- TASK REQUIREMENTS -
Copy the listing below word for word, from its first line through the line that contains "- svg-text:# 76: # 76: [129, 334, 135, 338]", and stop there.
>> Start MATERIAL PROVIDED
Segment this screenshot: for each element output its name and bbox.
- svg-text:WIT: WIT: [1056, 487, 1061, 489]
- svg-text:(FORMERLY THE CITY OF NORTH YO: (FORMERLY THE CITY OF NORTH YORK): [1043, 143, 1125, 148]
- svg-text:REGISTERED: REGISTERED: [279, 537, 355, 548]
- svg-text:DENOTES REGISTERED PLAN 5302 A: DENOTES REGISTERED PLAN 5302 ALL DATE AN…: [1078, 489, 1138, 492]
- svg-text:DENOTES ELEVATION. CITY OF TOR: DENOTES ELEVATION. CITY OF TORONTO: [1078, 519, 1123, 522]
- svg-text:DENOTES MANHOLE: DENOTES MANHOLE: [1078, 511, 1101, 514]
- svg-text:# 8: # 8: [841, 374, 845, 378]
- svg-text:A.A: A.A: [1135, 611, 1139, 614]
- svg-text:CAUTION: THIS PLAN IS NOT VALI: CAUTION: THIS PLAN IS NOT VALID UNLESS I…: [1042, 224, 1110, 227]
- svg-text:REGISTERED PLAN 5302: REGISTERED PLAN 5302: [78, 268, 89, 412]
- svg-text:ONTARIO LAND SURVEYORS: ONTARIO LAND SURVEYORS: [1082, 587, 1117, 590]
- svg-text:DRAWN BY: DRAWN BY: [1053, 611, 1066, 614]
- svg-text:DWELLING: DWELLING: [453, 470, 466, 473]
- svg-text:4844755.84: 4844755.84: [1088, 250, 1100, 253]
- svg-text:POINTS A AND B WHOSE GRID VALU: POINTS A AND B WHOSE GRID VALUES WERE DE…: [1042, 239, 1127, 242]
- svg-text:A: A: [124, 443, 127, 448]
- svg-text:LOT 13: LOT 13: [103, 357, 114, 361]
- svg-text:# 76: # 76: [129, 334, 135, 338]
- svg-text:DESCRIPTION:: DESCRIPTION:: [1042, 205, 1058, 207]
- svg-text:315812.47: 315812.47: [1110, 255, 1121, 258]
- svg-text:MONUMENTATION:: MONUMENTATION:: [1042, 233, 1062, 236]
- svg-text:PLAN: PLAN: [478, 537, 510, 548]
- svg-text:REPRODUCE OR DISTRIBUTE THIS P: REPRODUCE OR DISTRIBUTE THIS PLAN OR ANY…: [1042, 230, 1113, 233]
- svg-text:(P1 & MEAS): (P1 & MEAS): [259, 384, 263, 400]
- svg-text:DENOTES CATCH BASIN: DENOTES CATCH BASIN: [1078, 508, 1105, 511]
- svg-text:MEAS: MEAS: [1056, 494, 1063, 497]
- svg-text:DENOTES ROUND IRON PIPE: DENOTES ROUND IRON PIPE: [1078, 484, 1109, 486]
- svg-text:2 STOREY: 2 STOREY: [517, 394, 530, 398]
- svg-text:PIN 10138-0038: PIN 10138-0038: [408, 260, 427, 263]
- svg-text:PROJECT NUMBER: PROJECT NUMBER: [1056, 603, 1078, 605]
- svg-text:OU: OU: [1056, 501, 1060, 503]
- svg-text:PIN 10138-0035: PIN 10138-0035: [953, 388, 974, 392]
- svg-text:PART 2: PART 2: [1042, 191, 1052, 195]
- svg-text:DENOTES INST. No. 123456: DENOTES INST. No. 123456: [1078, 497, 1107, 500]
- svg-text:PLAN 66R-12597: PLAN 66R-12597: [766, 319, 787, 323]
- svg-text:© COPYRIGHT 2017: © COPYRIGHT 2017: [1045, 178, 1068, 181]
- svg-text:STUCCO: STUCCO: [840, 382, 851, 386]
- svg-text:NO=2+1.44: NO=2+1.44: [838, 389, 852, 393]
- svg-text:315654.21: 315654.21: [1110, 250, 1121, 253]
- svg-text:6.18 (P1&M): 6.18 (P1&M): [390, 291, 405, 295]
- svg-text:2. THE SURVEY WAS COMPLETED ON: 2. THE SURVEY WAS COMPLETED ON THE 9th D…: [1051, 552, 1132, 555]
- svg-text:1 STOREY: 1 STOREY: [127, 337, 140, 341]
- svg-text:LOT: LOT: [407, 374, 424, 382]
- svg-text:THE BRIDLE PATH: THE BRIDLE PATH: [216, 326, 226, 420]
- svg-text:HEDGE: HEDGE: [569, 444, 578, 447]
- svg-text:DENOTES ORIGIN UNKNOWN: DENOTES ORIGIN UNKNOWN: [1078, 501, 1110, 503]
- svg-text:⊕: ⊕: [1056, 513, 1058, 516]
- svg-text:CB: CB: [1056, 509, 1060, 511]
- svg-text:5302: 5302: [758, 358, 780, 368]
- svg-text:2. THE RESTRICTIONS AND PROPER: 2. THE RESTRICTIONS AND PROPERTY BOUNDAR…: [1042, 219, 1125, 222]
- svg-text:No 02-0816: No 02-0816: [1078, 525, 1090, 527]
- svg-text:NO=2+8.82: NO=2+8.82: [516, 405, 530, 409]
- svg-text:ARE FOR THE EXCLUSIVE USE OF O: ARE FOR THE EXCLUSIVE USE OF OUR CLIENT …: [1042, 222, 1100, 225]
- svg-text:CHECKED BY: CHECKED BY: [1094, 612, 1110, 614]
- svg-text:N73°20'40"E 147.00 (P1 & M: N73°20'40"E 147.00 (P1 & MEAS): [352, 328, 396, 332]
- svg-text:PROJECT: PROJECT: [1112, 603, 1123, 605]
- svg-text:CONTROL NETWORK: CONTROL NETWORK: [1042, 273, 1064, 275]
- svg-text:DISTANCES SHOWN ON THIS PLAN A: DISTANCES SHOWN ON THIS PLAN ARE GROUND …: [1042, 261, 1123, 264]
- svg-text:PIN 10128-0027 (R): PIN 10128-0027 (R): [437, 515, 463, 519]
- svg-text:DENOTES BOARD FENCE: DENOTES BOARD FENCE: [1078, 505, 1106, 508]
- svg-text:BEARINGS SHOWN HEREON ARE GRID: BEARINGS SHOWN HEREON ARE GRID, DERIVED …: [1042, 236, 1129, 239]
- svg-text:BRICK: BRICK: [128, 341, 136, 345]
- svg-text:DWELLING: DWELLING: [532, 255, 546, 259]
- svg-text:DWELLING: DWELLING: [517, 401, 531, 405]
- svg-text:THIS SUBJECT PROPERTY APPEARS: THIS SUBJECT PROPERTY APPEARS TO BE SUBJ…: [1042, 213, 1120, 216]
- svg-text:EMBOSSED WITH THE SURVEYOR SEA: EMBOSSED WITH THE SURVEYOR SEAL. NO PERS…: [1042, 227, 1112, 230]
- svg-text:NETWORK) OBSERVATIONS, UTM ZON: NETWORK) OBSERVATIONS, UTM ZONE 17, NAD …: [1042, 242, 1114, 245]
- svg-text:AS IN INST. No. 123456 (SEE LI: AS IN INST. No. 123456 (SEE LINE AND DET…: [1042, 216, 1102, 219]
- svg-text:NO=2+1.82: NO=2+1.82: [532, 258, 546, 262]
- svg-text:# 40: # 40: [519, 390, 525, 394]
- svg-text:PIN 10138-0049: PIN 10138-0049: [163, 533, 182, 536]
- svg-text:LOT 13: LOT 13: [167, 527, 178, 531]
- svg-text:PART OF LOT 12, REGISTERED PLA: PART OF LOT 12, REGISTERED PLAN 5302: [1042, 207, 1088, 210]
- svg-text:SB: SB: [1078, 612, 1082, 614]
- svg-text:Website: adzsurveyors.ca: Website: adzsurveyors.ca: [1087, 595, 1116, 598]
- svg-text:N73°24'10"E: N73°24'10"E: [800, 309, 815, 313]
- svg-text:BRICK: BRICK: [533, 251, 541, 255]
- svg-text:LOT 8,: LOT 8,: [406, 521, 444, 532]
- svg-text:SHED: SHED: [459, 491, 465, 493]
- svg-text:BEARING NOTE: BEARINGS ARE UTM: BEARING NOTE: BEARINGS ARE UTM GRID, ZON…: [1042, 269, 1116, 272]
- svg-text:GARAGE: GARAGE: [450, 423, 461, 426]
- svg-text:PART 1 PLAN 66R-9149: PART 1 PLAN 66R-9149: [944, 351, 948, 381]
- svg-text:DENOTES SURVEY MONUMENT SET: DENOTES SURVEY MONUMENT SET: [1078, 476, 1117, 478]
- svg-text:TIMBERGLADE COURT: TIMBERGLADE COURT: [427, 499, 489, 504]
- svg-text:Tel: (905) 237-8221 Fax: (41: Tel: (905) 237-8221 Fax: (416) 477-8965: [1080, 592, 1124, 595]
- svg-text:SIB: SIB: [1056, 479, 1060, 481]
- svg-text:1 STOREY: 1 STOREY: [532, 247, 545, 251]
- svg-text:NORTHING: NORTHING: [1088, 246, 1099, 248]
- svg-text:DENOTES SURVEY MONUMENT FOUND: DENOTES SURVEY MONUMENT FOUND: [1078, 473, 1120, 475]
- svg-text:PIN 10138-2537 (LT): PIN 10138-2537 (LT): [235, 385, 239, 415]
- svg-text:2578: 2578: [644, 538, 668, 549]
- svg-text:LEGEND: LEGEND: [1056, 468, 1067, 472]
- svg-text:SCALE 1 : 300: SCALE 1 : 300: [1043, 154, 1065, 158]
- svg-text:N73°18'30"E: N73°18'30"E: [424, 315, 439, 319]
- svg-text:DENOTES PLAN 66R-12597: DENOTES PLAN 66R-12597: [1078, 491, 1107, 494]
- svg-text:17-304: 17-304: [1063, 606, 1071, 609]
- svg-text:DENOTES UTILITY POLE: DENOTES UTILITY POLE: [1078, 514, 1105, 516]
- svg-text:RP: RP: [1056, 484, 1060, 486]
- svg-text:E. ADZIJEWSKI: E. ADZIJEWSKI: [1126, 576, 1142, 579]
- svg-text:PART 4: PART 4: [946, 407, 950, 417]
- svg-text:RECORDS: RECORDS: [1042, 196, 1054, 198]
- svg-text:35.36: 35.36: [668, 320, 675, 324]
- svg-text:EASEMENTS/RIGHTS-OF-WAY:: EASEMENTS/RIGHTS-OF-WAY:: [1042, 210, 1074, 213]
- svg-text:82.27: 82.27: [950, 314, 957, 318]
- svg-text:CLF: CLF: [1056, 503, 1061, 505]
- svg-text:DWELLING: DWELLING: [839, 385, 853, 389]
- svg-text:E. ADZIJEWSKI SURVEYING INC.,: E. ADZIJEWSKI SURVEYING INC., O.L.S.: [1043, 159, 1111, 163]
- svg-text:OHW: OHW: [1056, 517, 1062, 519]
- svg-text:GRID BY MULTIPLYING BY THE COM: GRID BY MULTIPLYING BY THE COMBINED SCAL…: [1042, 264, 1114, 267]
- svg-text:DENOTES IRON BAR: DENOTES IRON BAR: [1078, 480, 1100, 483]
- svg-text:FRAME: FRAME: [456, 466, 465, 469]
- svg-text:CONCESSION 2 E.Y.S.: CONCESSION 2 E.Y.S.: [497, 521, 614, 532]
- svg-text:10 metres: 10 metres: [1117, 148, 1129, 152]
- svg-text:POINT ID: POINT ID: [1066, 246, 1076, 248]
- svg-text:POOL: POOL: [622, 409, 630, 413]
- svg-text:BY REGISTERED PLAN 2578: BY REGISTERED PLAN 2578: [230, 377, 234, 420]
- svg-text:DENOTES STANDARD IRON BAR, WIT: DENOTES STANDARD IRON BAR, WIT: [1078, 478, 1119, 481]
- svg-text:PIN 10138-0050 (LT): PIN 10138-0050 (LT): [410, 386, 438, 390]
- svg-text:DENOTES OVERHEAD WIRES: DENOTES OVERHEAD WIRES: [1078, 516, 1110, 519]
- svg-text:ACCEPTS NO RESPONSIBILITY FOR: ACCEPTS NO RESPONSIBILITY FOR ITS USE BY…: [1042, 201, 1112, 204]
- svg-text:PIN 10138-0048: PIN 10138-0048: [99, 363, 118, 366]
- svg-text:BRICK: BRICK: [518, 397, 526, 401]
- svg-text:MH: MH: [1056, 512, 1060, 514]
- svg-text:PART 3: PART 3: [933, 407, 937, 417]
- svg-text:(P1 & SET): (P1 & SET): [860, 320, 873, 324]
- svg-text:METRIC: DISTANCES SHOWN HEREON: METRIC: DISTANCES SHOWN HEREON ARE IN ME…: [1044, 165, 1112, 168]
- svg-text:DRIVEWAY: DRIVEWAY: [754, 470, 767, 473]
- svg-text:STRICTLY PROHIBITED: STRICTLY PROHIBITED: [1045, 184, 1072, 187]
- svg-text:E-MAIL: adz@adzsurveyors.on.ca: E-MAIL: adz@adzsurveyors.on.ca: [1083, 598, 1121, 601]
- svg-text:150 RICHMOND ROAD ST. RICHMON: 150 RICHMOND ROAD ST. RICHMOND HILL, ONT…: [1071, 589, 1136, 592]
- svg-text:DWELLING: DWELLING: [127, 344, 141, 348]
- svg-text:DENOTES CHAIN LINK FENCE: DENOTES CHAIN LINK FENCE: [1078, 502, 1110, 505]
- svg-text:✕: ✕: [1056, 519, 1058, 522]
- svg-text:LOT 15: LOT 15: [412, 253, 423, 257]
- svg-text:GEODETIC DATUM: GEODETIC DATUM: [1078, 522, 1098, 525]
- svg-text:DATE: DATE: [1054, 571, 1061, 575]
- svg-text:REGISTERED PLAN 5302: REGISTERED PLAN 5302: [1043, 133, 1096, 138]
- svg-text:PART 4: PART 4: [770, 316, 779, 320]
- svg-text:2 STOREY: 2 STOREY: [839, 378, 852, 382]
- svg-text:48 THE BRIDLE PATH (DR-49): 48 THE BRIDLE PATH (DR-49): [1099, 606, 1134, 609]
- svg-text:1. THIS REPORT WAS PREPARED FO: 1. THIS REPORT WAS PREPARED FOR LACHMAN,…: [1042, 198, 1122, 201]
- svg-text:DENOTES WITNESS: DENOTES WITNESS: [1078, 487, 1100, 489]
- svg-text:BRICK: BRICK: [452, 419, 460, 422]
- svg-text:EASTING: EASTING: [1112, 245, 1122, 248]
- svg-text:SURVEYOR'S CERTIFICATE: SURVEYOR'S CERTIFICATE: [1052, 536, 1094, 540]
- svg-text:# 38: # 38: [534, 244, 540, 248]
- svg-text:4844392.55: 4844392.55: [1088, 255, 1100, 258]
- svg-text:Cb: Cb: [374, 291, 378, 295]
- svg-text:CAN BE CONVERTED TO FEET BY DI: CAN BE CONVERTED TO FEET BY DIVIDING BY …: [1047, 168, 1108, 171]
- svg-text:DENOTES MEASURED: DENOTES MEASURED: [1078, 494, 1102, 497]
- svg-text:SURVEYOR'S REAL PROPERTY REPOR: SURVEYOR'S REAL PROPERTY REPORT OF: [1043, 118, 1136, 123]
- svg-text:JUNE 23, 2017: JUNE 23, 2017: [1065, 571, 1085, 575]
>> End MATERIAL PROVIDED
- OUTPUT OF THE EXERCISE -
Segment this screenshot: for each element output its name and bbox.
- svg-text:WIT: WIT: [1056, 487, 1061, 489]
- svg-text:(FORMERLY THE CITY OF NORTH YO: (FORMERLY THE CITY OF NORTH YORK): [1043, 143, 1125, 148]
- svg-text:REGISTERED: REGISTERED: [279, 537, 355, 548]
- svg-text:DENOTES REGISTERED PLAN 5302 A: DENOTES REGISTERED PLAN 5302 ALL DATE AN…: [1078, 489, 1138, 492]
- svg-text:DENOTES ELEVATION. CITY OF TOR: DENOTES ELEVATION. CITY OF TORONTO: [1078, 519, 1123, 522]
- svg-text:DENOTES MANHOLE: DENOTES MANHOLE: [1078, 511, 1101, 514]
- svg-text:# 8: # 8: [841, 374, 845, 378]
- svg-text:A.A: A.A: [1135, 611, 1139, 614]
- svg-text:CAUTION: THIS PLAN IS NOT VALI: CAUTION: THIS PLAN IS NOT VALID UNLESS I…: [1042, 224, 1110, 227]
- svg-text:REGISTERED PLAN 5302: REGISTERED PLAN 5302: [78, 268, 89, 412]
- svg-text:ONTARIO LAND SURVEYORS: ONTARIO LAND SURVEYORS: [1082, 587, 1117, 590]
- svg-text:DRAWN BY: DRAWN BY: [1053, 611, 1066, 614]
- svg-text:DWELLING: DWELLING: [453, 470, 466, 473]
- svg-text:4844755.84: 4844755.84: [1088, 250, 1100, 253]
- svg-text:POINTS A AND B WHOSE GRID VALU: POINTS A AND B WHOSE GRID VALUES WERE DE…: [1042, 239, 1127, 242]
- svg-text:A: A: [124, 443, 127, 448]
- svg-text:LOT 13: LOT 13: [103, 357, 114, 361]
- svg-text:# 76: # 76: [129, 334, 135, 338]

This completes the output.